— Begin —
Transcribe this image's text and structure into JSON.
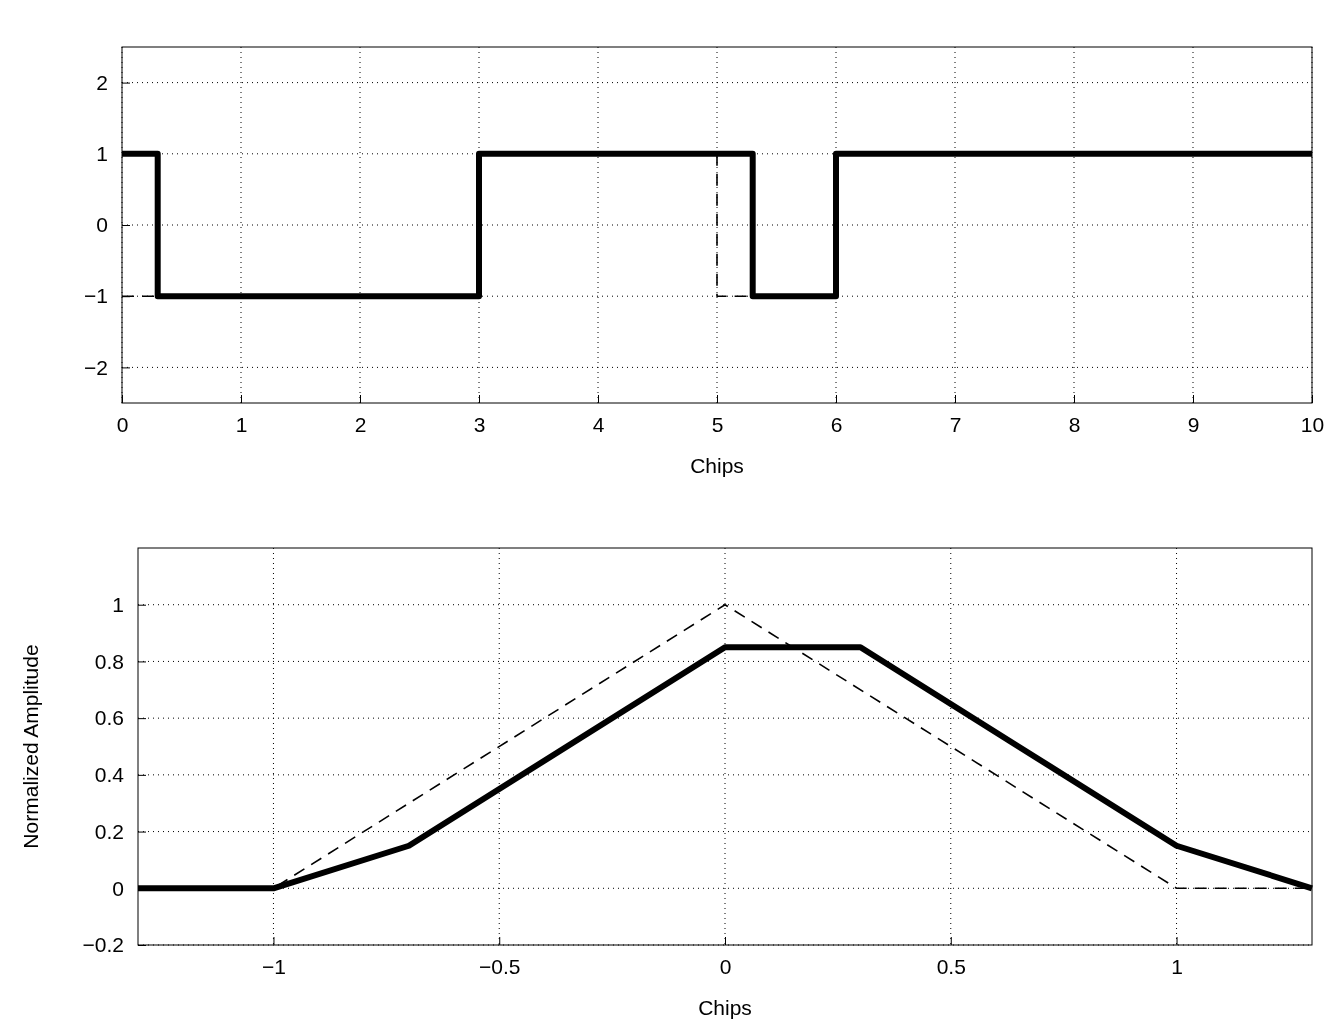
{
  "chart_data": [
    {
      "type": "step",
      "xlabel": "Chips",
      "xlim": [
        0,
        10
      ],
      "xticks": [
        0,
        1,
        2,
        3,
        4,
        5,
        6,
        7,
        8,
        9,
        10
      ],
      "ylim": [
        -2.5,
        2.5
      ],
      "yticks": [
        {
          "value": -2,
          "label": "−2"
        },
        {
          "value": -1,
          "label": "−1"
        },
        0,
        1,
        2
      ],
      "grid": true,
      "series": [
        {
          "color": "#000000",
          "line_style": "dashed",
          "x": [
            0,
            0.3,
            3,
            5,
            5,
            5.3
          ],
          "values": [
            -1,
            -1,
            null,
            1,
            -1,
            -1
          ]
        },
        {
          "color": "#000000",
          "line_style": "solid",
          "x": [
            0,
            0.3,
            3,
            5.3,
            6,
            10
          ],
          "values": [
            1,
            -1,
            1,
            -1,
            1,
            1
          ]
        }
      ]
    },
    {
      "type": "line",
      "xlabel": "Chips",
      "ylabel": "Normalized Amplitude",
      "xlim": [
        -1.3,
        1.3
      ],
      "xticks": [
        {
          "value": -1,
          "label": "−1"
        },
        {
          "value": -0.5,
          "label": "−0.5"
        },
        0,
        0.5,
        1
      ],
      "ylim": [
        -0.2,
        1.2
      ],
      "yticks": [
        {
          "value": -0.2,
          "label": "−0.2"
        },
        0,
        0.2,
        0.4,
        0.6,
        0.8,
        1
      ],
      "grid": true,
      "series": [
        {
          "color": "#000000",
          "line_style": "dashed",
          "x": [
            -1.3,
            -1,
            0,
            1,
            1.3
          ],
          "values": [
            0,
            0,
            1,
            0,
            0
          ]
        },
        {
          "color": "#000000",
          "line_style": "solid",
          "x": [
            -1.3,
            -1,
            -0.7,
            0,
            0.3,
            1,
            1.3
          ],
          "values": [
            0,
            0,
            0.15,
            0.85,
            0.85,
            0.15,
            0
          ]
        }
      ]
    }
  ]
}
— End —
- [Written exercise]
Leave out the pictures and print every line of the data exactly.

- [Result for this exercise]
Transcribe this image's text and structure into JSON.
{
  "chart_data": [
    {
      "type": "step",
      "xlabel": "Chips",
      "xlim": [
        0,
        10
      ],
      "xticks": [
        0,
        1,
        2,
        3,
        4,
        5,
        6,
        7,
        8,
        9,
        10
      ],
      "ylim": [
        -2.5,
        2.5
      ],
      "yticks": [
        {
          "value": -2,
          "label": "−2"
        },
        {
          "value": -1,
          "label": "−1"
        },
        0,
        1,
        2
      ],
      "grid": true,
      "series": [
        {
          "color": "#000000",
          "line_style": "dashed",
          "x": [
            0,
            0.3,
            3,
            5,
            5,
            5.3
          ],
          "values": [
            -1,
            -1,
            null,
            1,
            -1,
            -1
          ]
        },
        {
          "color": "#000000",
          "line_style": "solid",
          "x": [
            0,
            0.3,
            3,
            5.3,
            6,
            10
          ],
          "values": [
            1,
            -1,
            1,
            -1,
            1,
            1
          ]
        }
      ]
    },
    {
      "type": "line",
      "xlabel": "Chips",
      "ylabel": "Normalized Amplitude",
      "xlim": [
        -1.3,
        1.3
      ],
      "xticks": [
        {
          "value": -1,
          "label": "−1"
        },
        {
          "value": -0.5,
          "label": "−0.5"
        },
        0,
        0.5,
        1
      ],
      "ylim": [
        -0.2,
        1.2
      ],
      "yticks": [
        {
          "value": -0.2,
          "label": "−0.2"
        },
        0,
        0.2,
        0.4,
        0.6,
        0.8,
        1
      ],
      "grid": true,
      "series": [
        {
          "color": "#000000",
          "line_style": "dashed",
          "x": [
            -1.3,
            -1,
            0,
            1,
            1.3
          ],
          "values": [
            0,
            0,
            1,
            0,
            0
          ]
        },
        {
          "color": "#000000",
          "line_style": "solid",
          "x": [
            -1.3,
            -1,
            -0.7,
            0,
            0.3,
            1,
            1.3
          ],
          "values": [
            0,
            0,
            0.15,
            0.85,
            0.85,
            0.15,
            0
          ]
        }
      ]
    }
  ]
}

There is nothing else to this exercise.